▶ _What you have to do_: Return the material exactly as supplied, apart from the pictures, which are omitted.

▶ _Exercise inputs_:
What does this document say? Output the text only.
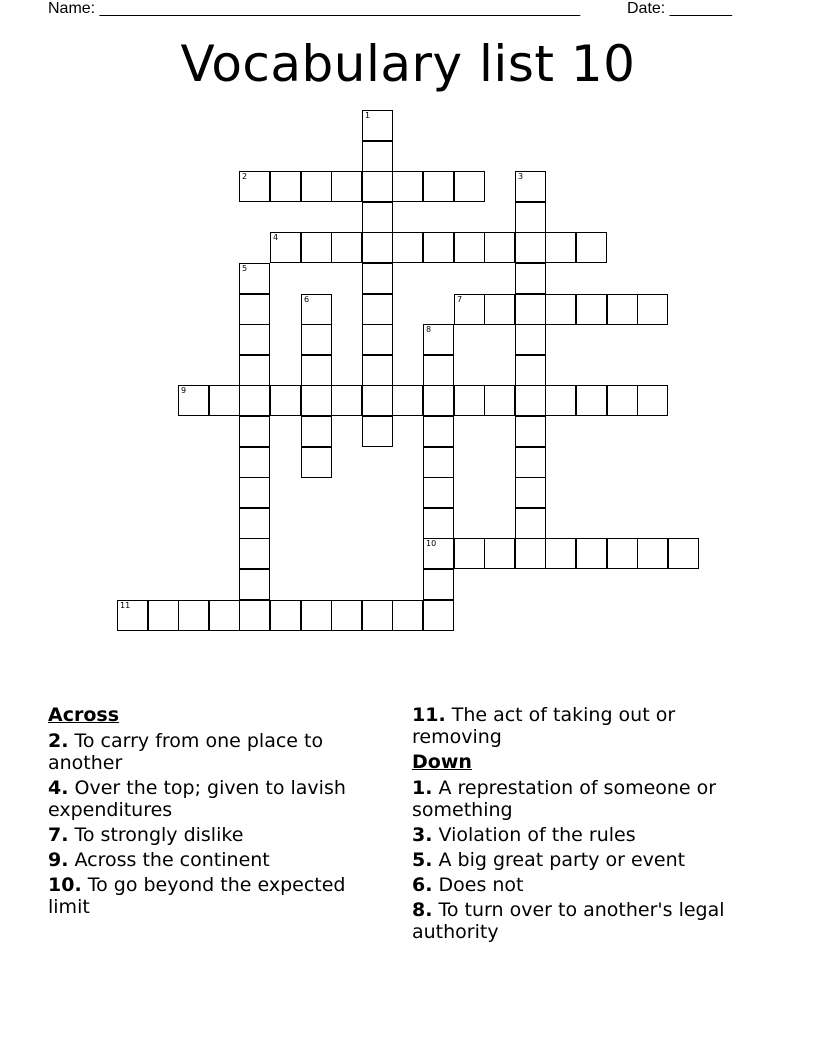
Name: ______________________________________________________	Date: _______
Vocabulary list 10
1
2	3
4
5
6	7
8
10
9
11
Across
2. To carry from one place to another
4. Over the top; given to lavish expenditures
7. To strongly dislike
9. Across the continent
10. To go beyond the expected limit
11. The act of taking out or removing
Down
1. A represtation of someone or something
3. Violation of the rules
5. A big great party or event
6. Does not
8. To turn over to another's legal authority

▶ _Finished task_:
What does this document say? Output the text only.
Name: ______________________________________________________	Date: _______
Vocabulary list 10
1
2	3
4
5
6	7
8
10
9
11
Across
2. To carry from one place to another
4. Over the top; given to lavish expenditures
7. To strongly dislike
9. Across the continent
10. To go beyond the expected limit
11. The act of taking out or removing
Down
1. A represtation of someone or something
3. Violation of the rules
5. A big great party or event
6. Does not
8. To turn over to another's legal authority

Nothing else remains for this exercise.